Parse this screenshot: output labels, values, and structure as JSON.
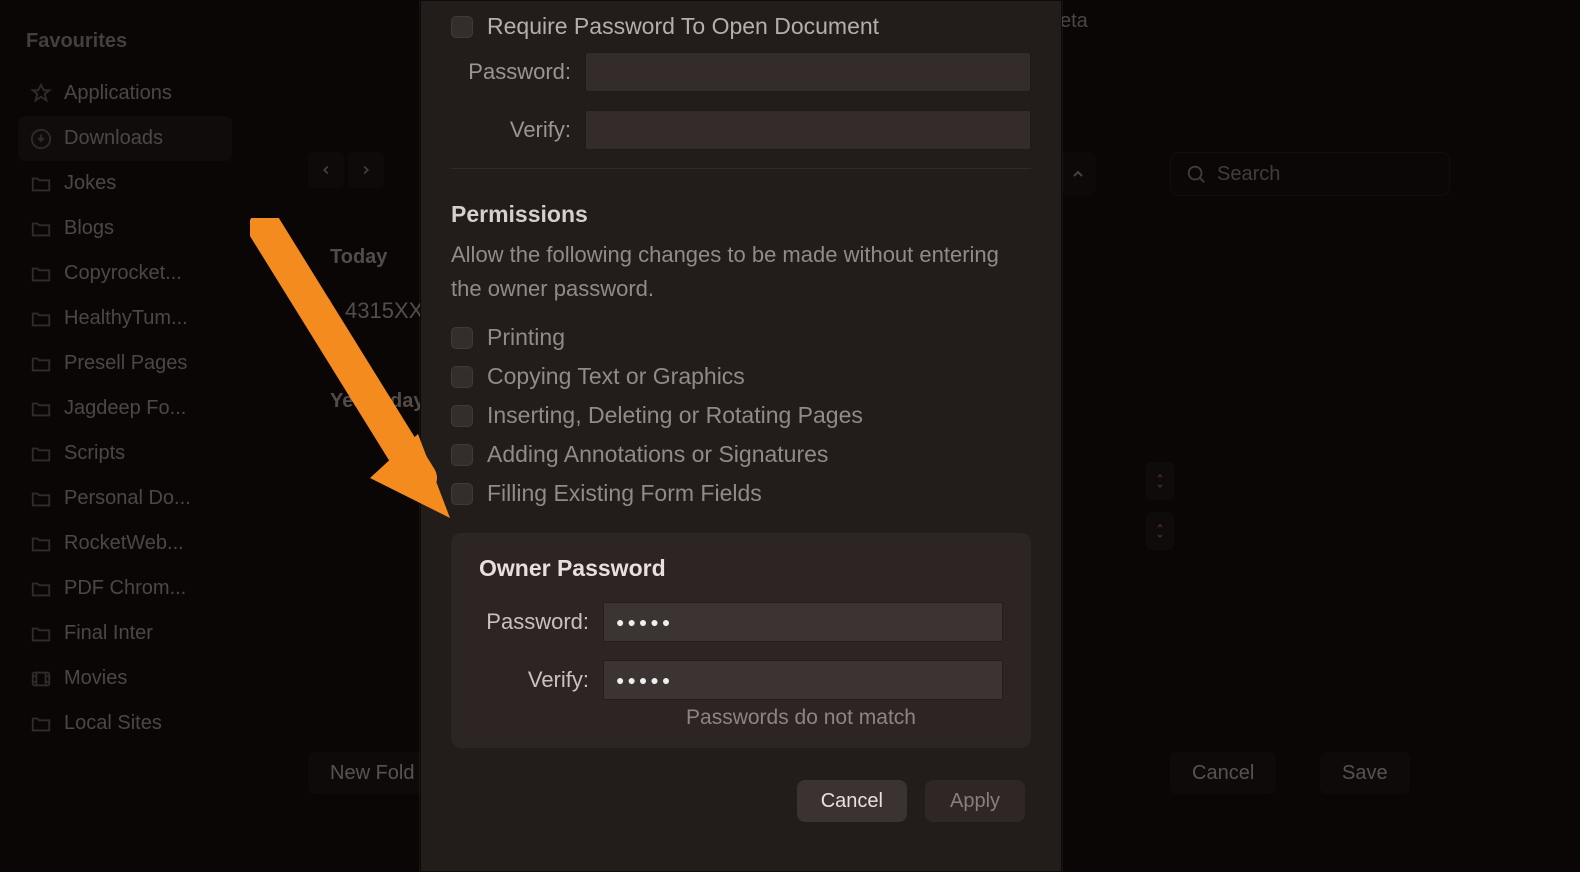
{
  "sidebar": {
    "header": "Favourites",
    "items": [
      {
        "label": "Applications",
        "icon": "apps"
      },
      {
        "label": "Downloads",
        "icon": "downloads",
        "selected": true
      },
      {
        "label": "Jokes",
        "icon": "folder"
      },
      {
        "label": "Blogs",
        "icon": "folder"
      },
      {
        "label": "Copyrocket...",
        "icon": "folder"
      },
      {
        "label": "HealthyTum...",
        "icon": "folder"
      },
      {
        "label": "Presell Pages",
        "icon": "folder"
      },
      {
        "label": "Jagdeep Fo...",
        "icon": "folder"
      },
      {
        "label": "Scripts",
        "icon": "folder"
      },
      {
        "label": "Personal Do...",
        "icon": "folder"
      },
      {
        "label": "RocketWeb...",
        "icon": "folder"
      },
      {
        "label": "PDF Chrom...",
        "icon": "folder"
      },
      {
        "label": "Final Inter",
        "icon": "folder"
      },
      {
        "label": "Movies",
        "icon": "movies"
      },
      {
        "label": "Local Sites",
        "icon": "folder"
      }
    ]
  },
  "main": {
    "date_groups": [
      {
        "label": "Today",
        "file": "4315XX"
      },
      {
        "label": "Yesterday",
        "file": ""
      }
    ],
    "deta_label": "eta",
    "search_placeholder": "Search",
    "new_folder": "New Fold",
    "cancel": "Cancel",
    "save": "Save"
  },
  "dialog": {
    "require_label": "Require Password To Open Document",
    "password_label": "Password:",
    "verify_label": "Verify:",
    "permissions_title": "Permissions",
    "permissions_desc": "Allow the following changes to be made without entering the owner password.",
    "perms": [
      "Printing",
      "Copying Text or Graphics",
      "Inserting, Deleting or Rotating Pages",
      "Adding Annotations or Signatures",
      "Filling Existing Form Fields"
    ],
    "owner_title": "Owner Password",
    "owner_password_label": "Password:",
    "owner_verify_label": "Verify:",
    "owner_password_value": "●●●●●",
    "owner_verify_value": "●●●●●",
    "error": "Passwords do not match",
    "cancel": "Cancel",
    "apply": "Apply"
  }
}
══════════════════════════════
Pictures in the records above should not be copied. Repeat everything else exactly.

Parse this screenshot: output labels, values, and structure as JSON.
{
  "sidebar": {
    "header": "Favourites",
    "items": [
      {
        "label": "Applications",
        "icon": "apps"
      },
      {
        "label": "Downloads",
        "icon": "downloads",
        "selected": true
      },
      {
        "label": "Jokes",
        "icon": "folder"
      },
      {
        "label": "Blogs",
        "icon": "folder"
      },
      {
        "label": "Copyrocket...",
        "icon": "folder"
      },
      {
        "label": "HealthyTum...",
        "icon": "folder"
      },
      {
        "label": "Presell Pages",
        "icon": "folder"
      },
      {
        "label": "Jagdeep Fo...",
        "icon": "folder"
      },
      {
        "label": "Scripts",
        "icon": "folder"
      },
      {
        "label": "Personal Do...",
        "icon": "folder"
      },
      {
        "label": "RocketWeb...",
        "icon": "folder"
      },
      {
        "label": "PDF Chrom...",
        "icon": "folder"
      },
      {
        "label": "Final Inter",
        "icon": "folder"
      },
      {
        "label": "Movies",
        "icon": "movies"
      },
      {
        "label": "Local Sites",
        "icon": "folder"
      }
    ]
  },
  "main": {
    "date_groups": [
      {
        "label": "Today",
        "file": "4315XX"
      },
      {
        "label": "Yesterday",
        "file": ""
      }
    ],
    "deta_label": "eta",
    "search_placeholder": "Search",
    "new_folder": "New Fold",
    "cancel": "Cancel",
    "save": "Save"
  },
  "dialog": {
    "require_label": "Require Password To Open Document",
    "password_label": "Password:",
    "verify_label": "Verify:",
    "permissions_title": "Permissions",
    "permissions_desc": "Allow the following changes to be made without entering the owner password.",
    "perms": [
      "Printing",
      "Copying Text or Graphics",
      "Inserting, Deleting or Rotating Pages",
      "Adding Annotations or Signatures",
      "Filling Existing Form Fields"
    ],
    "owner_title": "Owner Password",
    "owner_password_label": "Password:",
    "owner_verify_label": "Verify:",
    "owner_password_value": "●●●●●",
    "owner_verify_value": "●●●●●",
    "error": "Passwords do not match",
    "cancel": "Cancel",
    "apply": "Apply"
  }
}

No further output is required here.